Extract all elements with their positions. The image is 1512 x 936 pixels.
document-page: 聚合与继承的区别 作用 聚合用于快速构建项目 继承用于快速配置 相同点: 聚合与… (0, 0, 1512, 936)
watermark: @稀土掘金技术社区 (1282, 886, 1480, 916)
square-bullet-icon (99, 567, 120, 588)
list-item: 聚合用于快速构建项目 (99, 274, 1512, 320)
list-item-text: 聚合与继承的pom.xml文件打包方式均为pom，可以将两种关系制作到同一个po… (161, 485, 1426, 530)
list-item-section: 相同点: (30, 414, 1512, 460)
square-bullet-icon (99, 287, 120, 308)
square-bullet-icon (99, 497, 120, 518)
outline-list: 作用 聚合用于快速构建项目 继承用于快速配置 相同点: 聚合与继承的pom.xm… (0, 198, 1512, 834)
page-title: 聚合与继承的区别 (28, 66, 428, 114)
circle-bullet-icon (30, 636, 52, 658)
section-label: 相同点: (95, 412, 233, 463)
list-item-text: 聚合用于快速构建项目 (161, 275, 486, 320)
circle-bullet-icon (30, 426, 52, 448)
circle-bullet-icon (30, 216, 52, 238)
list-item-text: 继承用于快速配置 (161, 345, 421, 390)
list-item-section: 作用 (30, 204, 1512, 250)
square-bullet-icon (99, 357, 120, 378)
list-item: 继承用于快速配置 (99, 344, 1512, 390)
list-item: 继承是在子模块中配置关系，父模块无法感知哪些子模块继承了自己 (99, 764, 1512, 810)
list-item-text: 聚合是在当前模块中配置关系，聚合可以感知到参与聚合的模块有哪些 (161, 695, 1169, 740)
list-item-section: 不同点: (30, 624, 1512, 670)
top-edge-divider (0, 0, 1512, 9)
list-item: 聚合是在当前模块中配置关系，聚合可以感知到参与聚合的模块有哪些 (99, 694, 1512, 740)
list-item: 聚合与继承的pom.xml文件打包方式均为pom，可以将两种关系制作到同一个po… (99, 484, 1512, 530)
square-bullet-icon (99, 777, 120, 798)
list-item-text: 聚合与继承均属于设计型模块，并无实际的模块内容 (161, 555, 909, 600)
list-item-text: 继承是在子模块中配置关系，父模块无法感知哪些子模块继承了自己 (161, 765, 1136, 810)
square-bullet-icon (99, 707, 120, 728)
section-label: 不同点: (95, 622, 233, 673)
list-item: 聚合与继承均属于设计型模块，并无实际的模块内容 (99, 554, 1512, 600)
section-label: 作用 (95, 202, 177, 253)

++++++

- What is being asked
Reproduce every line of the records above verbatim, keeping each coordinate and character unchanged.

- Written solution
Extract all elements with their positions. The image is 1512 x 936 pixels.
document-page: 聚合与继承的区别 作用 聚合用于快速构建项目 继承用于快速配置 相同点: 聚合与… (0, 0, 1512, 936)
watermark: @稀土掘金技术社区 (1282, 886, 1480, 916)
square-bullet-icon (99, 567, 120, 588)
list-item: 聚合用于快速构建项目 (99, 274, 1512, 320)
list-item-text: 聚合与继承的pom.xml文件打包方式均为pom，可以将两种关系制作到同一个po… (161, 485, 1426, 530)
list-item-section: 相同点: (30, 414, 1512, 460)
square-bullet-icon (99, 287, 120, 308)
square-bullet-icon (99, 497, 120, 518)
outline-list: 作用 聚合用于快速构建项目 继承用于快速配置 相同点: 聚合与继承的pom.xm… (0, 198, 1512, 834)
page-title: 聚合与继承的区别 (28, 66, 428, 114)
circle-bullet-icon (30, 636, 52, 658)
section-label: 相同点: (95, 412, 233, 463)
list-item-text: 聚合用于快速构建项目 (161, 275, 486, 320)
circle-bullet-icon (30, 426, 52, 448)
circle-bullet-icon (30, 216, 52, 238)
list-item-text: 继承用于快速配置 (161, 345, 421, 390)
list-item-section: 作用 (30, 204, 1512, 250)
square-bullet-icon (99, 357, 120, 378)
list-item: 继承用于快速配置 (99, 344, 1512, 390)
list-item: 继承是在子模块中配置关系，父模块无法感知哪些子模块继承了自己 (99, 764, 1512, 810)
list-item-text: 聚合是在当前模块中配置关系，聚合可以感知到参与聚合的模块有哪些 (161, 695, 1169, 740)
list-item-section: 不同点: (30, 624, 1512, 670)
top-edge-divider (0, 0, 1512, 9)
list-item: 聚合是在当前模块中配置关系，聚合可以感知到参与聚合的模块有哪些 (99, 694, 1512, 740)
list-item: 聚合与继承的pom.xml文件打包方式均为pom，可以将两种关系制作到同一个po… (99, 484, 1512, 530)
square-bullet-icon (99, 777, 120, 798)
list-item-text: 聚合与继承均属于设计型模块，并无实际的模块内容 (161, 555, 909, 600)
list-item-text: 继承是在子模块中配置关系，父模块无法感知哪些子模块继承了自己 (161, 765, 1136, 810)
square-bullet-icon (99, 707, 120, 728)
section-label: 不同点: (95, 622, 233, 673)
list-item: 聚合与继承均属于设计型模块，并无实际的模块内容 (99, 554, 1512, 600)
section-label: 作用 (95, 202, 177, 253)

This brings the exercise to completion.